## [INSTRUCTIONS TO FOLLOW]
Each entry below is to be given again word for word, with no pictures.

## [INFORMATION SHOWN]

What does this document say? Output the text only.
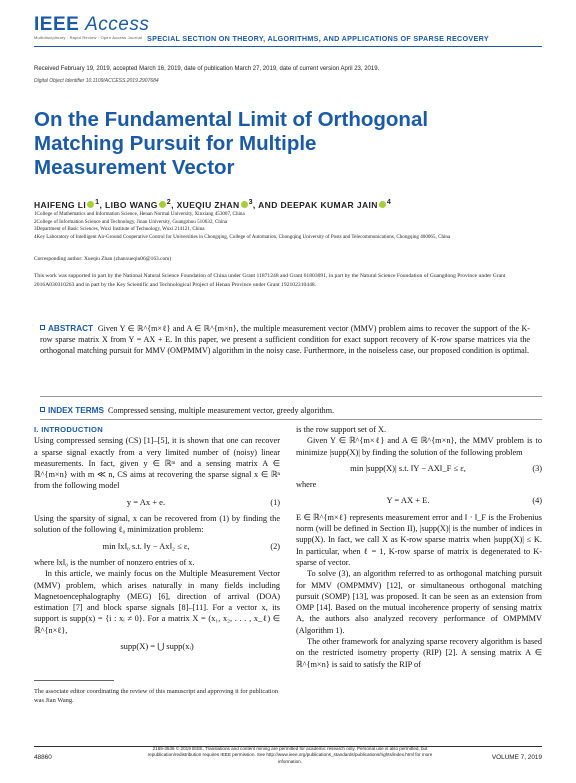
IEEE Access
Multidisciplinary : Rapid Review : Open Access Journal SPECIAL SECTION ON THEORY, ALGORITHMS, AND APPLICATIONS OF SPARSE RECOVERY
Received February 19, 2019, accepted March 16, 2019, date of publication March 27, 2019, date of current version April 23, 2019.
Digital Object Identifier 10.1109/ACCESS.2019.2907684
On the Fundamental Limit of Orthogonal Matching Pursuit for Multiple Measurement Vector
HAIFENG LI $^1$, LIBO WANG $^2$, XUEQIU ZHAN $^3$, AND DEEPAK KUMAR JAIN $^4$
1College of Mathematics and Information Science, Henan Normal University, Xinxiang 453007, China
2College of Information Science and Technology, Jinan University, Guangzhou 510632, China
3Department of Basic Sciences, Wuxi Institute of Technology, Wuxi 214121, China
4Key Laboratory of Intelligent Air-Ground Cooperative Control for Universities in Chongqing, College of Automation, Chongqing University of Posts and Telecommunications, Chongqing 400065, China
Corresponding author: Xueqiu Zhan (zhanxueqiu06@163.com)
This work was supported in part by the National Natural Science Foundation of China under Grant 11871248 and Grant 61803091, in part by the Natural Science Foundation of Guangdong Province under Grant 2016A030310263 and in part by the Key Scientific and Technological Project of Henan Province under Grant 192102310448.
ABSTRACT Given Y ∈ ℝ^{m×ℓ} and A ∈ ℝ^{m×n}, the multiple measurement vector (MMV) problem aims to recover the support of the K-row sparse matrix X from Y = AX + E. In this paper, we present a sufficient condition for exact support recovery of K-row sparse matrices via the orthogonal matching pursuit for MMV (OMPMMV) algorithm in the noisy case. Furthermore, in the noiseless case, our proposed condition is optimal.
INDEX TERMS Compressed sensing, multiple measurement vector, greedy algorithm.
I. INTRODUCTION

Using compressed sensing (CS) [1]–[5], it is shown that one can recover a sparse signal exactly from a very limited number of (noisy) linear measurements. In fact, given y ∈ ℝᵐ and a sensing matrix A ∈ ℝ^{m×n} with m ≪ n, CS aims at recovering the sparse signal x ∈ ℝⁿ from the following model

y = Ax + e.	(1)

Using the sparsity of signal, x can be recovered from (1) by finding the solution of the following ℓ₀ minimization problem:

min ‖x‖₀ s.t. ‖y − Ax‖₂ ≤ ε,	(2)

where ‖x‖₀ is the number of nonzero entries of x.

In this article, we mainly focus on the Multiple Measurement Vector (MMV) problem, which arises naturally in many fields including Magnetoencephalography (MEG) [6], direction of arrival (DOA) estimation [7] and block sparse signals [8]–[11]. For a vector x, its support is supp(x) = {i : xᵢ ≠ 0}. For a matrix X = (x₁, x₂, . . . , x_ℓ) ∈ ℝ^{n×ℓ},

supp(X) = ⋃ supp(xᵢ)
The associate editor coordinating the review of this manuscript and approving it for publication was Jian Wang.

is the row support set of X.

Given Y ∈ ℝ^{m×ℓ} and A ∈ ℝ^{m×n}, the MMV problem is to minimize |supp(X)| by finding the solution of the following problem

min |supp(X)| s.t. ‖Y − AX‖_F ≤ ε,	(3)

where

Y = AX + E.	(4)

E ∈ ℝ^{m×ℓ} represents measurement error and ‖ · ‖_F is the Frobenius norm (will be defined in Section II), |supp(X)| is the number of indices in supp(X). In fact, we call X as K-row sparse matrix when |supp(X)| ≤ K. In particular, when ℓ = 1, K-row sparse of matrix is degenerated to K-sparse of vector.

To solve (3), an algorithm referred to as orthogonal matching pursuit for MMV (OMPMMV) [12], or simultaneous orthogonal matching pursuit (SOMP) [13], was proposed. It can be seen as an extension from OMP [14]. Based on the mutual incoherence property of sensing matrix A, the authors also analyzed recovery performance of OMPMMV (Algorithm 1).

The other framework for analyzing sparse recovery algorithm is based on the restricted isometry property (RIP) [2]. A sensing matrix A ∈ ℝ^{m×n} is said to satisfy the RIP of

48860
2169-3536 © 2019 IEEE. Translations and content mining are permitted for academic research only. Personal use is also permitted, but republication/redistribution requires IEEE permission. See http://www.ieee.org/publications_standards/publications/rights/index.html for more information.
VOLUME 7, 2019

## [SOLUTION TO THE EXERCISE]
What does this document say? Output the text only.
IEEE Access
Multidisciplinary : Rapid Review : Open Access Journal SPECIAL SECTION ON THEORY, ALGORITHMS, AND APPLICATIONS OF SPARSE RECOVERY
Received February 19, 2019, accepted March 16, 2019, date of publication March 27, 2019, date of current version April 23, 2019.
Digital Object Identifier 10.1109/ACCESS.2019.2907684
On the Fundamental Limit of Orthogonal Matching Pursuit for Multiple Measurement Vector
HAIFENG LI $^1$, LIBO WANG $^2$, XUEQIU ZHAN $^3$, AND DEEPAK KUMAR JAIN $^4$
1College of Mathematics and Information Science, Henan Normal University, Xinxiang 453007, China
2College of Information Science and Technology, Jinan University, Guangzhou 510632, China
3Department of Basic Sciences, Wuxi Institute of Technology, Wuxi 214121, China
4Key Laboratory of Intelligent Air-Ground Cooperative Control for Universities in Chongqing, College of Automation, Chongqing University of Posts and Telecommunications, Chongqing 400065, China
Corresponding author: Xueqiu Zhan (zhanxueqiu06@163.com)
This work was supported in part by the National Natural Science Foundation of China under Grant 11871248 and Grant 61803091, in part by the Natural Science Foundation of Guangdong Province under Grant 2016A030310263 and in part by the Key Scientific and Technological Project of Henan Province under Grant 192102310448.
ABSTRACT Given Y ∈ ℝ^{m×ℓ} and A ∈ ℝ^{m×n}, the multiple measurement vector (MMV) problem aims to recover the support of the K-row sparse matrix X from Y = AX + E. In this paper, we present a sufficient condition for exact support recovery of K-row sparse matrices via the orthogonal matching pursuit for MMV (OMPMMV) algorithm in the noisy case. Furthermore, in the noiseless case, our proposed condition is optimal.
INDEX TERMS Compressed sensing, multiple measurement vector, greedy algorithm.
I. INTRODUCTION

Using compressed sensing (CS) [1]–[5], it is shown that one can recover a sparse signal exactly from a very limited number of (noisy) linear measurements. In fact, given y ∈ ℝᵐ and a sensing matrix A ∈ ℝ^{m×n} with m ≪ n, CS aims at recovering the sparse signal x ∈ ℝⁿ from the following model

y = Ax + e.	(1)

Using the sparsity of signal, x can be recovered from (1) by finding the solution of the following ℓ₀ minimization problem:

min ‖x‖₀ s.t. ‖y − Ax‖₂ ≤ ε,	(2)

where ‖x‖₀ is the number of nonzero entries of x.

In this article, we mainly focus on the Multiple Measurement Vector (MMV) problem, which arises naturally in many fields including Magnetoencephalography (MEG) [6], direction of arrival (DOA) estimation [7] and block sparse signals [8]–[11]. For a vector x, its support is supp(x) = {i : xᵢ ≠ 0}. For a matrix X = (x₁, x₂, . . . , x_ℓ) ∈ ℝ^{n×ℓ},

supp(X) = ⋃ supp(xᵢ)
The associate editor coordinating the review of this manuscript and approving it for publication was Jian Wang.

is the row support set of X.

Given Y ∈ ℝ^{m×ℓ} and A ∈ ℝ^{m×n}, the MMV problem is to minimize |supp(X)| by finding the solution of the following problem

min |supp(X)| s.t. ‖Y − AX‖_F ≤ ε,	(3)

where

Y = AX + E.	(4)

E ∈ ℝ^{m×ℓ} represents measurement error and ‖ · ‖_F is the Frobenius norm (will be defined in Section II), |supp(X)| is the number of indices in supp(X). In fact, we call X as K-row sparse matrix when |supp(X)| ≤ K. In particular, when ℓ = 1, K-row sparse of matrix is degenerated to K-sparse of vector.

To solve (3), an algorithm referred to as orthogonal matching pursuit for MMV (OMPMMV) [12], or simultaneous orthogonal matching pursuit (SOMP) [13], was proposed. It can be seen as an extension from OMP [14]. Based on the mutual incoherence property of sensing matrix A, the authors also analyzed recovery performance of OMPMMV (Algorithm 1).

The other framework for analyzing sparse recovery algorithm is based on the restricted isometry property (RIP) [2]. A sensing matrix A ∈ ℝ^{m×n} is said to satisfy the RIP of

48860
2169-3536 © 2019 IEEE. Translations and content mining are permitted for academic research only. Personal use is also permitted, but republication/redistribution requires IEEE permission. See http://www.ieee.org/publications_standards/publications/rights/index.html for more information.
VOLUME 7, 2019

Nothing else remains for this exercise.